◆ **Required work**
Separate out the lines that hold "this".

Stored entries
-.-.-
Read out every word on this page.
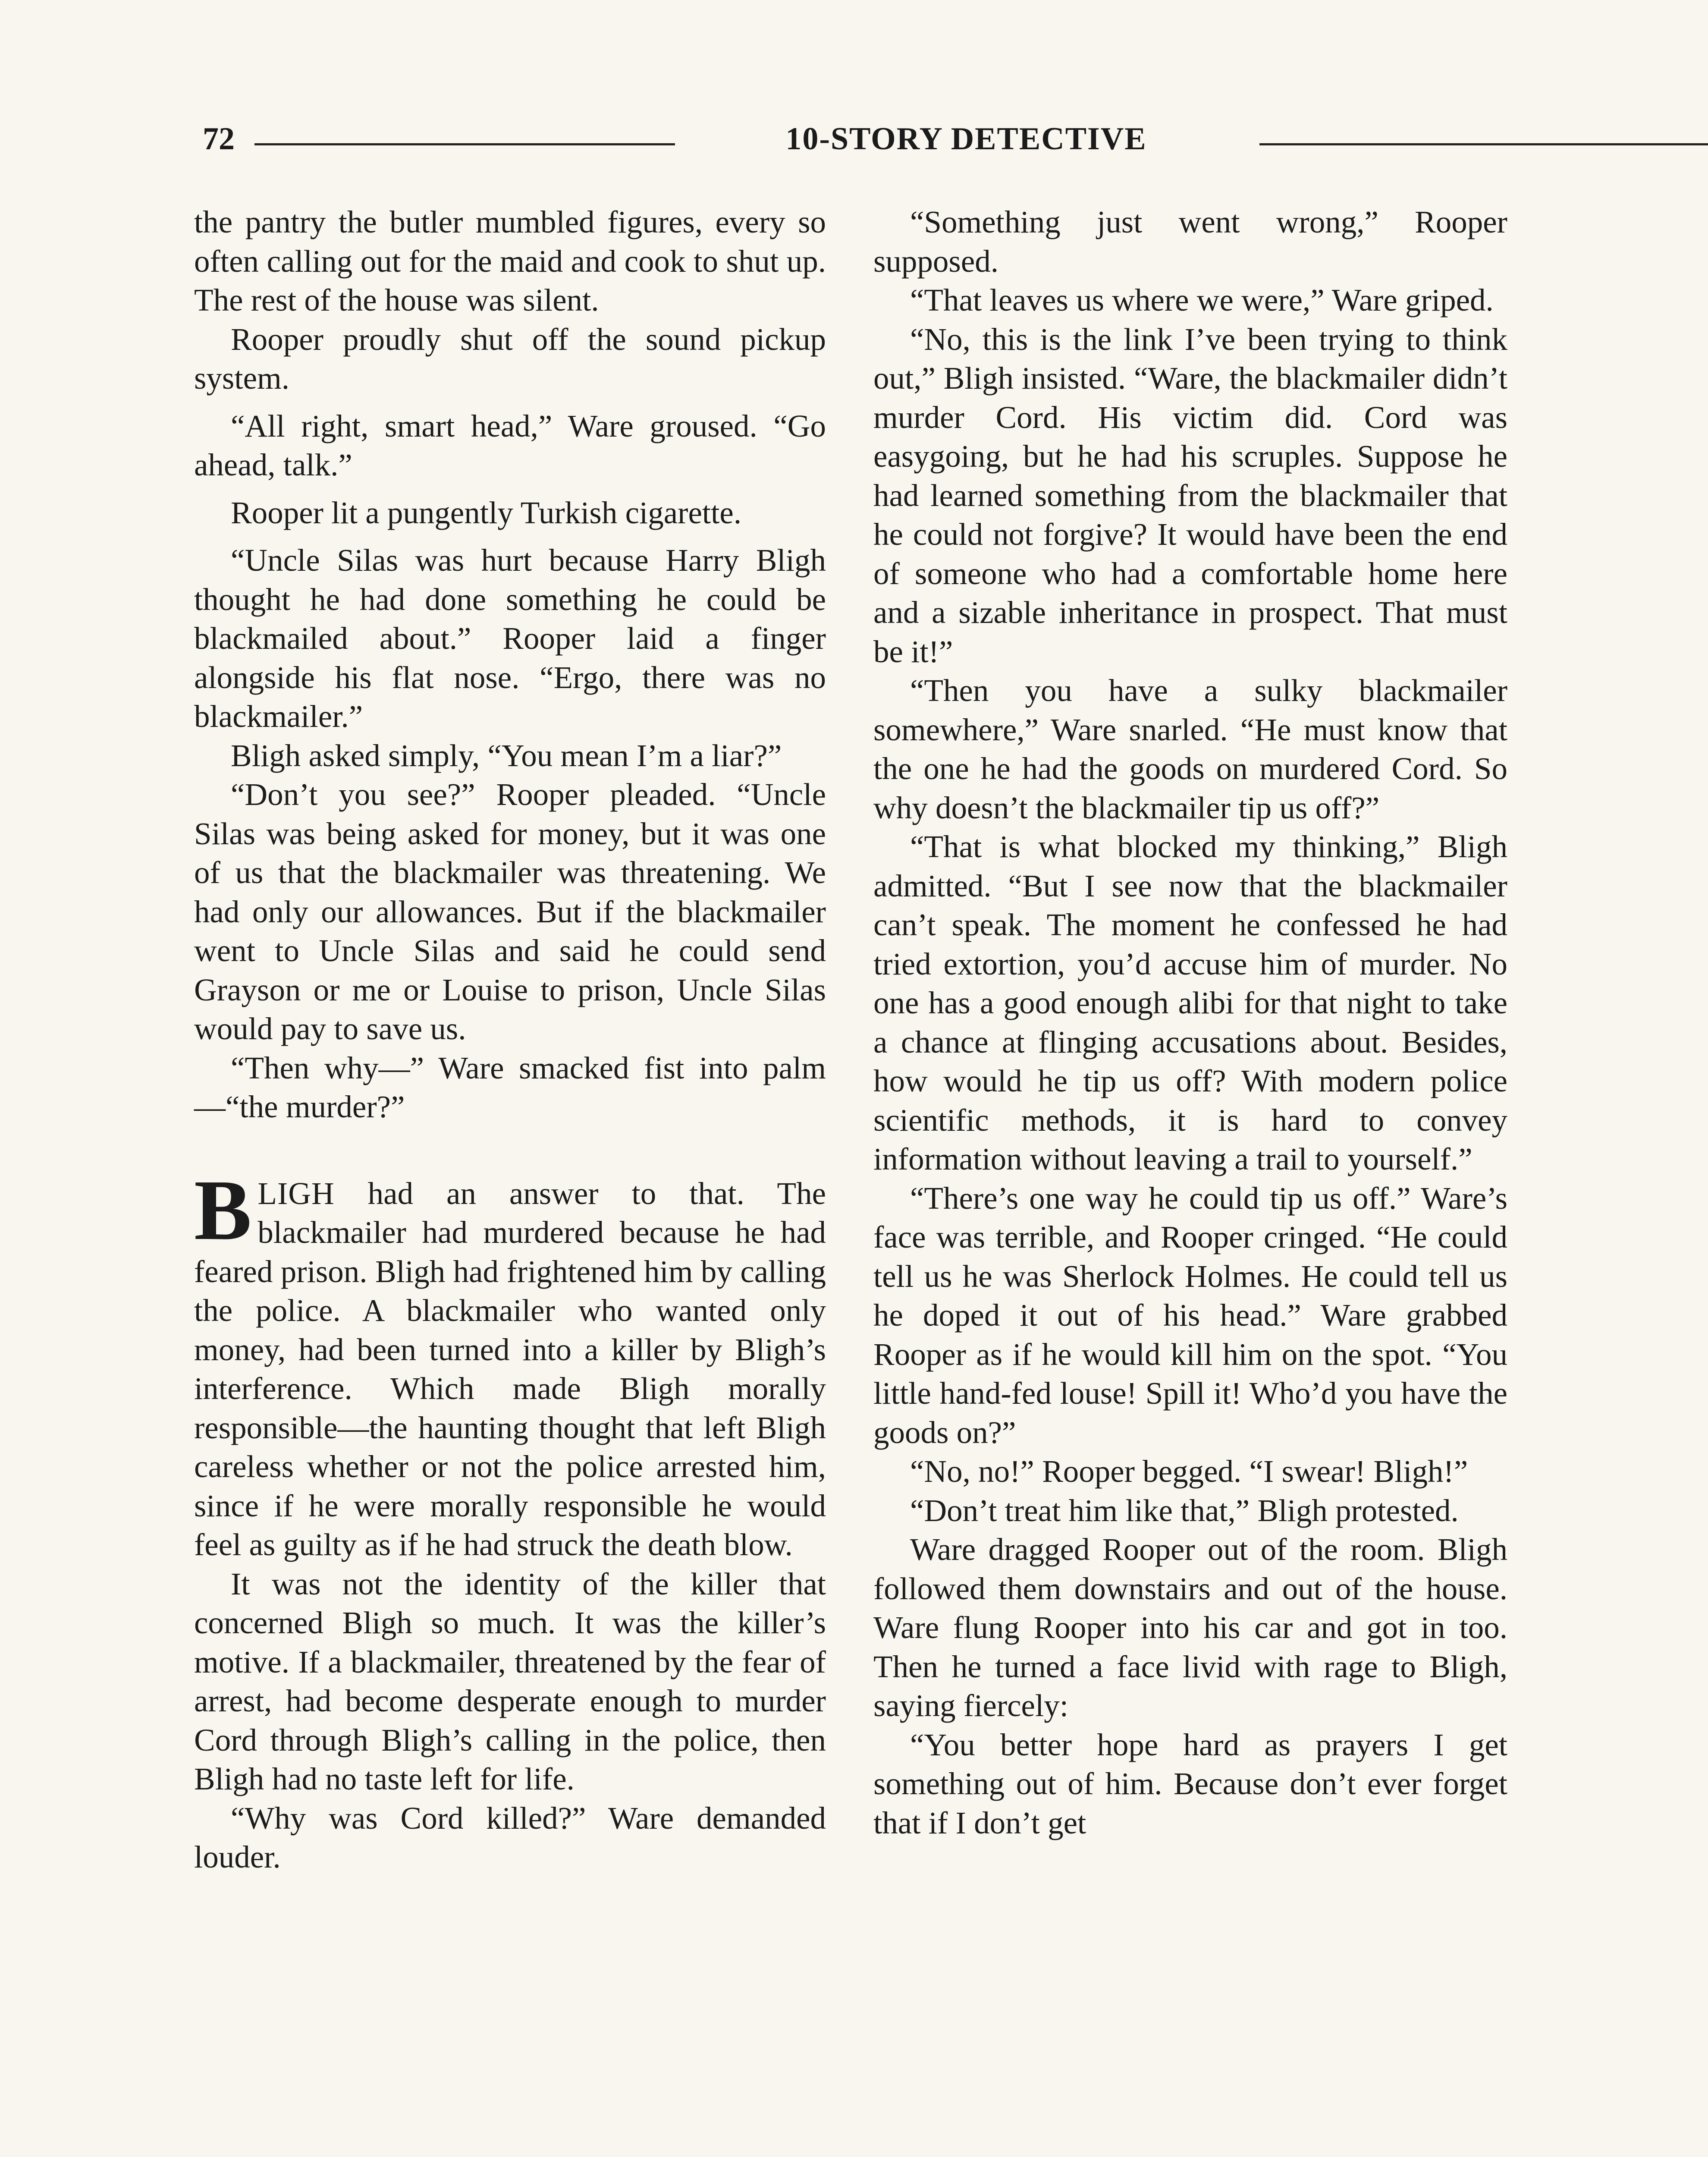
72	10-STORY DETECTIVE

the pantry the butler mumbled figures, every so often calling out for the maid and cook to shut up. The rest of the house was silent.

Rooper proudly shut off the sound pickup system.

“All right, smart head,” Ware groused. “Go ahead, talk.”

Rooper lit a pungently Turkish cigarette.

“Uncle Silas was hurt because Harry Bligh thought he had done something he could be blackmailed about.” Rooper laid a finger alongside his flat nose. “Ergo, there was no blackmailer.”

Bligh asked simply, “You mean I’m a liar?”

“Don’t you see?” Rooper pleaded. “Uncle Silas was being asked for money, but it was one of us that the blackmailer was threatening. We had only our allowances. But if the blackmailer went to Uncle Silas and said he could send Grayson or me or Louise to prison, Uncle Silas would pay to save us.

“Then why—” Ware smacked fist into palm—“the murder?”

BLIGH had an answer to that. The blackmailer had murdered because he had feared prison. Bligh had frightened him by calling the police. A blackmailer who wanted only money, had been turned into a killer by Bligh’s interference. Which made Bligh morally responsible—the haunting thought that left Bligh careless whether or not the police arrested him, since if he were morally responsible he would feel as guilty as if he had struck the death blow.

It was not the identity of the killer that concerned Bligh so much. It was the killer’s motive. If a blackmailer, threatened by the fear of arrest, had become desperate enough to murder Cord through Bligh’s calling in the police, then Bligh had no taste left for life.

“Why was Cord killed?” Ware demanded louder.

“Something just went wrong,” Rooper supposed.

“That leaves us where we were,” Ware griped.

“No, this is the link I’ve been trying to think out,” Bligh insisted. “Ware, the blackmailer didn’t murder Cord. His victim did. Cord was easygoing, but he had his scruples. Suppose he had learned something from the blackmailer that he could not forgive? It would have been the end of someone who had a comfortable home here and a sizable inheritance in prospect. That must be it!”

“Then you have a sulky blackmailer somewhere,” Ware snarled. “He must know that the one he had the goods on murdered Cord. So why doesn’t the blackmailer tip us off?”

“That is what blocked my thinking,” Bligh admitted. “But I see now that the blackmailer can’t speak. The moment he confessed he had tried extortion, you’d accuse him of murder. No one has a good enough alibi for that night to take a chance at flinging accusations about. Besides, how would he tip us off? With modern police scientific methods, it is hard to convey information without leaving a trail to yourself.”

“There’s one way he could tip us off.” Ware’s face was terrible, and Rooper cringed. “He could tell us he was Sherlock Holmes. He could tell us he doped it out of his head.” Ware grabbed Rooper as if he would kill him on the spot. “You little hand-fed louse! Spill it! Who’d you have the goods on?”

“No, no!” Rooper begged. “I swear! Bligh!”

“Don’t treat him like that,” Bligh protested.

Ware dragged Rooper out of the room. Bligh followed them downstairs and out of the house. Ware flung Rooper into his car and got in too. Then he turned a face livid with rage to Bligh, saying fiercely:

“You better hope hard as prayers I get something out of him. Because don’t ever forget that if I don’t get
-.-.-
◆ **Solved problem**
Read out every word on this page.
“No, this is the link I’ve been trying to think out,” Bligh insisted. “Ware, the blackmailer didn’t murder Cord. His victim did. Cord was easygoing, but he had his scruples. Suppose he had learned something from the blackmailer that he could not forgive? It would have been the end of someone who had a comfortable home here and a sizable inheritance in prospect. That must be it!”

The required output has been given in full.